# start of Data supplied

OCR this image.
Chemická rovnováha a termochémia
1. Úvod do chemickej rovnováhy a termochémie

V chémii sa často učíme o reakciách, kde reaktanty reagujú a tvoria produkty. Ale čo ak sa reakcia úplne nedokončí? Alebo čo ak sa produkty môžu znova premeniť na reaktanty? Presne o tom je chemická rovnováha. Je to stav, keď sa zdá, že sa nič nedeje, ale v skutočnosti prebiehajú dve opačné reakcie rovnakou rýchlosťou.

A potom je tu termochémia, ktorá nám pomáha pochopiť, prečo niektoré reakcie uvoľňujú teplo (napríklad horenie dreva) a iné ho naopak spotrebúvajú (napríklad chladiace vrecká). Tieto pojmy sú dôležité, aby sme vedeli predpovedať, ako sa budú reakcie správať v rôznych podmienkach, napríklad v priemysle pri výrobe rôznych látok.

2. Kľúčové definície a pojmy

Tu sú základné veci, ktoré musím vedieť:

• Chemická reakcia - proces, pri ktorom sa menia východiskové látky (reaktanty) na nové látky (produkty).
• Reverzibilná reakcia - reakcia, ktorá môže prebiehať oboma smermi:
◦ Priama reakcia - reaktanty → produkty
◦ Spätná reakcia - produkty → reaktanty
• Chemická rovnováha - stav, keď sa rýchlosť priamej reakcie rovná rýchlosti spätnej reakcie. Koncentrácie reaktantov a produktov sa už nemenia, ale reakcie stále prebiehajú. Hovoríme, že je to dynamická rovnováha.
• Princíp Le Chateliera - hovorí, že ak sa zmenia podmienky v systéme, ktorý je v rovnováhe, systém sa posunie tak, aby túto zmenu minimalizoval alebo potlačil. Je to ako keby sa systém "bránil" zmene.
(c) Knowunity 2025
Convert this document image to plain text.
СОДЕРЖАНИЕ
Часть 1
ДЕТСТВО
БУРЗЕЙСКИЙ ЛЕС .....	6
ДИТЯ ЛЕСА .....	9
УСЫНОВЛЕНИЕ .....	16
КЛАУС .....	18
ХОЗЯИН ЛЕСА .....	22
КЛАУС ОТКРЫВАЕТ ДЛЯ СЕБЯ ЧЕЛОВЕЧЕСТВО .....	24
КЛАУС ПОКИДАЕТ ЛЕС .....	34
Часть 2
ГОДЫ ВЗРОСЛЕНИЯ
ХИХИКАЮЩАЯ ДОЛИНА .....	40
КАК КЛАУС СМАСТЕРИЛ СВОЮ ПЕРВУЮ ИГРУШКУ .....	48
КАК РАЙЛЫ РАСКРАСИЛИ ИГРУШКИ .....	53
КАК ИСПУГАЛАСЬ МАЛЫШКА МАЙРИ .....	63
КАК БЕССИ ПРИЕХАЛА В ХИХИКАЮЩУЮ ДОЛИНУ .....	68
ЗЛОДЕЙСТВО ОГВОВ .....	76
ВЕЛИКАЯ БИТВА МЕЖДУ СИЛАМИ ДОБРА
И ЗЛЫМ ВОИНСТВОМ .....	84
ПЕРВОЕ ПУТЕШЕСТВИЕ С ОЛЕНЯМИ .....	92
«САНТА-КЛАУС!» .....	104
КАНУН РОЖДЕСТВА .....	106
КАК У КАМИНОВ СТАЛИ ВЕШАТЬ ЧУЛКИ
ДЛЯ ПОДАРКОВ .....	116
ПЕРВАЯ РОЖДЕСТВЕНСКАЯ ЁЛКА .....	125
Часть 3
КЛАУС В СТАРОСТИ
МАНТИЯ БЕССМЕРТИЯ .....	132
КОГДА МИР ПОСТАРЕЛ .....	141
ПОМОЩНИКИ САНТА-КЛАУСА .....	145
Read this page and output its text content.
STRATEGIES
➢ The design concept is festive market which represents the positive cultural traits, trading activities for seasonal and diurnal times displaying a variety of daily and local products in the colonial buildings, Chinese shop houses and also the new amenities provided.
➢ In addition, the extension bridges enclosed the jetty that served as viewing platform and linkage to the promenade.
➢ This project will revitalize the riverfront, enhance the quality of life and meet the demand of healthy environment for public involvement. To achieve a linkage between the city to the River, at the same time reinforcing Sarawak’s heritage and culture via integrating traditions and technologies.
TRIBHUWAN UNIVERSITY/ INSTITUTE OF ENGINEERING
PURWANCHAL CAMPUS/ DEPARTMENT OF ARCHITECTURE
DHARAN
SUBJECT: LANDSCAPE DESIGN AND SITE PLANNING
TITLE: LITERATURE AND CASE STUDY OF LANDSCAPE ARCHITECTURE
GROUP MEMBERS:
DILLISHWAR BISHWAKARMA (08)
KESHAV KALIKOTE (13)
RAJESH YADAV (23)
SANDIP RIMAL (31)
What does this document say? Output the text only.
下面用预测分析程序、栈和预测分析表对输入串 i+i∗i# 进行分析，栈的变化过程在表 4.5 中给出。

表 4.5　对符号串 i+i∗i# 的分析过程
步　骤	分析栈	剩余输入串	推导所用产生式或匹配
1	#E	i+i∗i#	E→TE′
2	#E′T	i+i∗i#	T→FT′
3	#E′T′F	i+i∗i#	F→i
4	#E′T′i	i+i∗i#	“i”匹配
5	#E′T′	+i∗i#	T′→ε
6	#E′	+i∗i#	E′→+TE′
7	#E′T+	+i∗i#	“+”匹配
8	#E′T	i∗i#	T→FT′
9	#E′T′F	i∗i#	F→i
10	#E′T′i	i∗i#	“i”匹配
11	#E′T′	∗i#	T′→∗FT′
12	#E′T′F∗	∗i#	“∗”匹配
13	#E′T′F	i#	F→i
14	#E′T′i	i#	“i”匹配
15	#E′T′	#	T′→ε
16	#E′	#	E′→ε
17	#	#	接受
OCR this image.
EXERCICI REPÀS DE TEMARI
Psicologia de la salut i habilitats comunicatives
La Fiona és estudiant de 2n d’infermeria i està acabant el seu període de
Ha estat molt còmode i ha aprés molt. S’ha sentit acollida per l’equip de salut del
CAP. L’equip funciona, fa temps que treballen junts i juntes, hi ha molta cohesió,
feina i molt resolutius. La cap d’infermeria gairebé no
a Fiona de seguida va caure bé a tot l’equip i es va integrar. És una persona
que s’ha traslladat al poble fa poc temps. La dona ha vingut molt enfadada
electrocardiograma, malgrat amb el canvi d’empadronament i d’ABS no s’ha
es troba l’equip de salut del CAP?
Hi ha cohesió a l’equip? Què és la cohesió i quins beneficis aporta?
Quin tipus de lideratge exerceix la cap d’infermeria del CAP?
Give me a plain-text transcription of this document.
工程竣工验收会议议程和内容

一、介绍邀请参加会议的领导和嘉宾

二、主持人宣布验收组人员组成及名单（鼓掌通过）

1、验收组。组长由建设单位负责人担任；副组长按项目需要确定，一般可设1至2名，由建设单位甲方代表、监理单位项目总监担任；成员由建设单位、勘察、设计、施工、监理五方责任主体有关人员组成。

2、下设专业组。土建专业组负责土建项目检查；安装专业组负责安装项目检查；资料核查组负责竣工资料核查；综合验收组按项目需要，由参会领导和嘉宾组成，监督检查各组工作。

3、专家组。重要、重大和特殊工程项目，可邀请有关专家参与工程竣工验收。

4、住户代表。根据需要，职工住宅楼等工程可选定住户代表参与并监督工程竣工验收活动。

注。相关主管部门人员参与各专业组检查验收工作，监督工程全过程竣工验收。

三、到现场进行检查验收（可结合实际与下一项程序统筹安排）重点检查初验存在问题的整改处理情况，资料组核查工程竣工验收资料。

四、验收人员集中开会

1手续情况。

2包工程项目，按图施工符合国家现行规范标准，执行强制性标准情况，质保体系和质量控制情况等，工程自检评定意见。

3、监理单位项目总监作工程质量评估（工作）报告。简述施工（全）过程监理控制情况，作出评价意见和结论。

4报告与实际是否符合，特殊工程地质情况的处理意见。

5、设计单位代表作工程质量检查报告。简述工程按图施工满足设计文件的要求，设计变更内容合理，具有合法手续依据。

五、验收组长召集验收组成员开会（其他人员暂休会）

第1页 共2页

# end of Data supplied

What you should do: Determine the count of lines in the data above with the string "pojmy" in them, and give that count alone.

Solution below: 2